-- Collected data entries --
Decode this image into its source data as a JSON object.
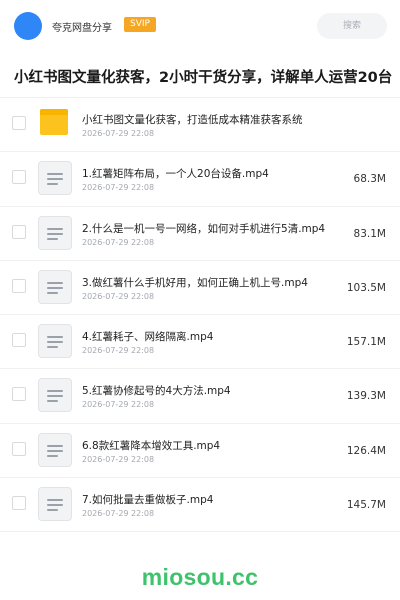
{
  "header": {
    "app_name": "夸克网盘分享",
    "badge": "SVIP",
    "search_placeholder": "搜索"
  },
  "title": "小红书图文量化获客，2小时干货分享，详解单人运营20台",
  "colors": {
    "accent": "#2f86f6",
    "svip": "#f5a623",
    "folder": "#fcc31e",
    "watermark": "#3ec26b"
  },
  "items": [
    {
      "type": "folder",
      "icon": "folder-icon",
      "name": "小红书图文量化获客，打造低成本精准获客系统",
      "date": "2026-07-29 22:08",
      "size": ""
    },
    {
      "type": "file",
      "icon": "document-icon",
      "name": "1.红薯矩阵布局，一个人20台设备.mp4",
      "date": "2026-07-29 22:08",
      "size": "68.3M"
    },
    {
      "type": "file",
      "icon": "document-icon",
      "name": "2.什么是一机一号一网络，如何对手机进行5清.mp4",
      "date": "2026-07-29 22:08",
      "size": "83.1M"
    },
    {
      "type": "file",
      "icon": "document-icon",
      "name": "3.做红薯什么手机好用，如何正确上机上号.mp4",
      "date": "2026-07-29 22:08",
      "size": "103.5M"
    },
    {
      "type": "file",
      "icon": "document-icon",
      "name": "4.红薯耗子、网络隔离.mp4",
      "date": "2026-07-29 22:08",
      "size": "157.1M"
    },
    {
      "type": "file",
      "icon": "document-icon",
      "name": "5.红薯协修起号的4大方法.mp4",
      "date": "2026-07-29 22:08",
      "size": "139.3M"
    },
    {
      "type": "file",
      "icon": "document-icon",
      "name": "6.8款红薯降本增效工具.mp4",
      "date": "2026-07-29 22:08",
      "size": "126.4M"
    },
    {
      "type": "file",
      "icon": "document-icon",
      "name": "7.如何批量去重做板子.mp4",
      "date": "2026-07-29 22:08",
      "size": "145.7M"
    }
  ],
  "footer": {
    "watermark": "miosou.cc"
  }
}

-- Written task --
Each entry above should be reproduced exactly, with the pictures removed.

-- Task result --
Decode this image into its source data as a JSON object.
{
  "header": {
    "app_name": "夸克网盘分享",
    "badge": "SVIP",
    "search_placeholder": "搜索"
  },
  "title": "小红书图文量化获客，2小时干货分享，详解单人运营20台",
  "colors": {
    "accent": "#2f86f6",
    "svip": "#f5a623",
    "folder": "#fcc31e",
    "watermark": "#3ec26b"
  },
  "items": [
    {
      "type": "folder",
      "icon": "folder-icon",
      "name": "小红书图文量化获客，打造低成本精准获客系统",
      "date": "2026-07-29 22:08",
      "size": ""
    },
    {
      "type": "file",
      "icon": "document-icon",
      "name": "1.红薯矩阵布局，一个人20台设备.mp4",
      "date": "2026-07-29 22:08",
      "size": "68.3M"
    },
    {
      "type": "file",
      "icon": "document-icon",
      "name": "2.什么是一机一号一网络，如何对手机进行5清.mp4",
      "date": "2026-07-29 22:08",
      "size": "83.1M"
    },
    {
      "type": "file",
      "icon": "document-icon",
      "name": "3.做红薯什么手机好用，如何正确上机上号.mp4",
      "date": "2026-07-29 22:08",
      "size": "103.5M"
    },
    {
      "type": "file",
      "icon": "document-icon",
      "name": "4.红薯耗子、网络隔离.mp4",
      "date": "2026-07-29 22:08",
      "size": "157.1M"
    },
    {
      "type": "file",
      "icon": "document-icon",
      "name": "5.红薯协修起号的4大方法.mp4",
      "date": "2026-07-29 22:08",
      "size": "139.3M"
    },
    {
      "type": "file",
      "icon": "document-icon",
      "name": "6.8款红薯降本增效工具.mp4",
      "date": "2026-07-29 22:08",
      "size": "126.4M"
    },
    {
      "type": "file",
      "icon": "document-icon",
      "name": "7.如何批量去重做板子.mp4",
      "date": "2026-07-29 22:08",
      "size": "145.7M"
    }
  ],
  "footer": {
    "watermark": "miosou.cc"
  }
}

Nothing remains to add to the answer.